__The task__: Retype each entry below, keeping every character the same.

__Provided data__:
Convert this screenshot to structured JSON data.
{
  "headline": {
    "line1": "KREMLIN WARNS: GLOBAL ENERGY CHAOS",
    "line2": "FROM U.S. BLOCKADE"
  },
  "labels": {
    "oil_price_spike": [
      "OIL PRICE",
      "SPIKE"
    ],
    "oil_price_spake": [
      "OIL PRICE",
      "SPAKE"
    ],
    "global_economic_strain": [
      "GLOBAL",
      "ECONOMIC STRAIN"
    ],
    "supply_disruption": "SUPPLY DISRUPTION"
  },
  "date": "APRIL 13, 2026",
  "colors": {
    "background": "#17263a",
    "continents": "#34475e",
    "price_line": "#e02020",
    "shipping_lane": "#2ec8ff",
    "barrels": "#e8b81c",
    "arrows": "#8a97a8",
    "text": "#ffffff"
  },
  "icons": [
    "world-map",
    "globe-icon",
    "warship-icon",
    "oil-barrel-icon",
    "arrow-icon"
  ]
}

__Response to this task__:
Convert this screenshot to structured JSON data.
{
  "headline": {
    "line1": "KREMLIN WARNS: GLOBAL ENERGY CHAOS",
    "line2": "FROM U.S. BLOCKADE"
  },
  "labels": {
    "oil_price_spike": [
      "OIL PRICE",
      "SPIKE"
    ],
    "oil_price_spake": [
      "OIL PRICE",
      "SPAKE"
    ],
    "global_economic_strain": [
      "GLOBAL",
      "ECONOMIC STRAIN"
    ],
    "supply_disruption": "SUPPLY DISRUPTION"
  },
  "date": "APRIL 13, 2026",
  "colors": {
    "background": "#17263a",
    "continents": "#34475e",
    "price_line": "#e02020",
    "shipping_lane": "#2ec8ff",
    "barrels": "#e8b81c",
    "arrows": "#8a97a8",
    "text": "#ffffff"
  },
  "icons": [
    "world-map",
    "globe-icon",
    "warship-icon",
    "oil-barrel-icon",
    "arrow-icon"
  ]
}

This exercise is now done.